# [Problem requirements]
Using the entries below, quote exactly the span of lines that begins with the line containing "Transcribe the text in this document." and ends with the final line.
+===+
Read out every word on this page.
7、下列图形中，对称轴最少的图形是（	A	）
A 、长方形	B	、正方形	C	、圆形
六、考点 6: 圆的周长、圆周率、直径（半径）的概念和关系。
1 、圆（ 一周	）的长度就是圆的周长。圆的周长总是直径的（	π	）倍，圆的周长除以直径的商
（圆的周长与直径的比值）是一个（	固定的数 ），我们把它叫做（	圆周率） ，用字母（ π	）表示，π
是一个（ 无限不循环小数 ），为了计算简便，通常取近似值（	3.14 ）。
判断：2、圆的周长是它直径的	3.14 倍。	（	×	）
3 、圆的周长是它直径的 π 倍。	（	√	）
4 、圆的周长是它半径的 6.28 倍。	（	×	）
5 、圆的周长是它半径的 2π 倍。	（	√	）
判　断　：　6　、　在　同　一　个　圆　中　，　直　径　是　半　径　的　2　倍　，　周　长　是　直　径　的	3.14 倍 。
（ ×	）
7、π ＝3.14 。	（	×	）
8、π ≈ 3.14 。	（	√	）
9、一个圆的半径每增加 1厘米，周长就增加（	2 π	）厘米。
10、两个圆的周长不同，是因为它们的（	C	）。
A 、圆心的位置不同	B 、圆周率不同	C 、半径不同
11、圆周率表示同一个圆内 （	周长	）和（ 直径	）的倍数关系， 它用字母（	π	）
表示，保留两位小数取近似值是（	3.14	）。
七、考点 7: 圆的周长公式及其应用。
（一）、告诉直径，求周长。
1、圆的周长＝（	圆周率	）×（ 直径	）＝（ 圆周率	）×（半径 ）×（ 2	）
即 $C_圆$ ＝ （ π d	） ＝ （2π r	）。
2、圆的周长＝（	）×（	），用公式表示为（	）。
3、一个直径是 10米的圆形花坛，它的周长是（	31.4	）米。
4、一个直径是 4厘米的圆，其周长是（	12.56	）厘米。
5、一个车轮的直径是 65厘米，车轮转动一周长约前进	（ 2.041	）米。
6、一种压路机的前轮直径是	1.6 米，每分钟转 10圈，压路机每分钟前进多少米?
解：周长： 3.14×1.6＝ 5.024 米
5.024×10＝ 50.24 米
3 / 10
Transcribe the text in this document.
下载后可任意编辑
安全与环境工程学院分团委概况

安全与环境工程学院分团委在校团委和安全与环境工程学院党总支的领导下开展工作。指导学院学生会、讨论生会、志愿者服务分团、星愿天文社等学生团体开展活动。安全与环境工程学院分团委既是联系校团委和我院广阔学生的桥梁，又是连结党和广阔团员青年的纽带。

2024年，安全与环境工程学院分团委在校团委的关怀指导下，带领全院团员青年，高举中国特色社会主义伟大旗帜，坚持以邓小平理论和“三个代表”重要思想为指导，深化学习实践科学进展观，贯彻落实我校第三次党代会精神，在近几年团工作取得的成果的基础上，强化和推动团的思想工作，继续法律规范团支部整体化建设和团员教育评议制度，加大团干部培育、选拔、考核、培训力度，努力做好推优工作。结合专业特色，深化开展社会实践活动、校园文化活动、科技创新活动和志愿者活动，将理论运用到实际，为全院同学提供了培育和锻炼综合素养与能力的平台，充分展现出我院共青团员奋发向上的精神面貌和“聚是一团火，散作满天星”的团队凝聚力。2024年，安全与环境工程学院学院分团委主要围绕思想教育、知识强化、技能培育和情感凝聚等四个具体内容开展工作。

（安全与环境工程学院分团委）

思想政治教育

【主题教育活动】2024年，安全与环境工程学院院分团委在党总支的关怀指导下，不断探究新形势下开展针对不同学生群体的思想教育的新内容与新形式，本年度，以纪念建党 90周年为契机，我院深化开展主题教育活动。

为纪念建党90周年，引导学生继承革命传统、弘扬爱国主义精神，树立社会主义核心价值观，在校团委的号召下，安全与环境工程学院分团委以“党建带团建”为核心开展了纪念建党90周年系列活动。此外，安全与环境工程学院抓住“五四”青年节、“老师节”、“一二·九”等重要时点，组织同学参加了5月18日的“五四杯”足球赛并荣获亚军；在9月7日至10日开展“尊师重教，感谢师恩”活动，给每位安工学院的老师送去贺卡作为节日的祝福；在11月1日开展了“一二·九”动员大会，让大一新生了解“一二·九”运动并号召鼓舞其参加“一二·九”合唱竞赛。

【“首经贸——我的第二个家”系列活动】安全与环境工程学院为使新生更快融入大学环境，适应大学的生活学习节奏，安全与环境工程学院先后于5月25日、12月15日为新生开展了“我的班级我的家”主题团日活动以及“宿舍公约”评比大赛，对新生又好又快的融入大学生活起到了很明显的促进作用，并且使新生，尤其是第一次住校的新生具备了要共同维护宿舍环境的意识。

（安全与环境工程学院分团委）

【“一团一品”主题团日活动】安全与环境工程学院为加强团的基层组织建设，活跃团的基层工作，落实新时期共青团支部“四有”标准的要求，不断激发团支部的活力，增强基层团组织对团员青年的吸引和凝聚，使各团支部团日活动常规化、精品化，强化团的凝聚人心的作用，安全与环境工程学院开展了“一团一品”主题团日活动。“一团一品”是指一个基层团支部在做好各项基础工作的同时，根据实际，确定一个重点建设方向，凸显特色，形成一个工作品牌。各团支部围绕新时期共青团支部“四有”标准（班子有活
+===+
# [Response below]
Transcribe the text in this document.
下载后可任意编辑
安全与环境工程学院分团委概况

安全与环境工程学院分团委在校团委和安全与环境工程学院党总支的领导下开展工作。指导学院学生会、讨论生会、志愿者服务分团、星愿天文社等学生团体开展活动。安全与环境工程学院分团委既是联系校团委和我院广阔学生的桥梁，又是连结党和广阔团员青年的纽带。

2024年，安全与环境工程学院分团委在校团委的关怀指导下，带领全院团员青年，高举中国特色社会主义伟大旗帜，坚持以邓小平理论和“三个代表”重要思想为指导，深化学习实践科学进展观，贯彻落实我校第三次党代会精神，在近几年团工作取得的成果的基础上，强化和推动团的思想工作，继续法律规范团支部整体化建设和团员教育评议制度，加大团干部培育、选拔、考核、培训力度，努力做好推优工作。结合专业特色，深化开展社会实践活动、校园文化活动、科技创新活动和志愿者活动，将理论运用到实际，为全院同学提供了培育和锻炼综合素养与能力的平台，充分展现出我院共青团员奋发向上的精神面貌和“聚是一团火，散作满天星”的团队凝聚力。2024年，安全与环境工程学院学院分团委主要围绕思想教育、知识强化、技能培育和情感凝聚等四个具体内容开展工作。

（安全与环境工程学院分团委）

思想政治教育

【主题教育活动】2024年，安全与环境工程学院院分团委在党总支的关怀指导下，不断探究新形势下开展针对不同学生群体的思想教育的新内容与新形式，本年度，以纪念建党 90周年为契机，我院深化开展主题教育活动。

为纪念建党90周年，引导学生继承革命传统、弘扬爱国主义精神，树立社会主义核心价值观，在校团委的号召下，安全与环境工程学院分团委以“党建带团建”为核心开展了纪念建党90周年系列活动。此外，安全与环境工程学院抓住“五四”青年节、“老师节”、“一二·九”等重要时点，组织同学参加了5月18日的“五四杯”足球赛并荣获亚军；在9月7日至10日开展“尊师重教，感谢师恩”活动，给每位安工学院的老师送去贺卡作为节日的祝福；在11月1日开展了“一二·九”动员大会，让大一新生了解“一二·九”运动并号召鼓舞其参加“一二·九”合唱竞赛。

【“首经贸——我的第二个家”系列活动】安全与环境工程学院为使新生更快融入大学环境，适应大学的生活学习节奏，安全与环境工程学院先后于5月25日、12月15日为新生开展了“我的班级我的家”主题团日活动以及“宿舍公约”评比大赛，对新生又好又快的融入大学生活起到了很明显的促进作用，并且使新生，尤其是第一次住校的新生具备了要共同维护宿舍环境的意识。

（安全与环境工程学院分团委）

【“一团一品”主题团日活动】安全与环境工程学院为加强团的基层组织建设，活跃团的基层工作，落实新时期共青团支部“四有”标准的要求，不断激发团支部的活力，增强基层团组织对团员青年的吸引和凝聚，使各团支部团日活动常规化、精品化，强化团的凝聚人心的作用，安全与环境工程学院开展了“一团一品”主题团日活动。“一团一品”是指一个基层团支部在做好各项基础工作的同时，根据实际，确定一个重点建设方向，凸显特色，形成一个工作品牌。各团支部围绕新时期共青团支部“四有”标准（班子有活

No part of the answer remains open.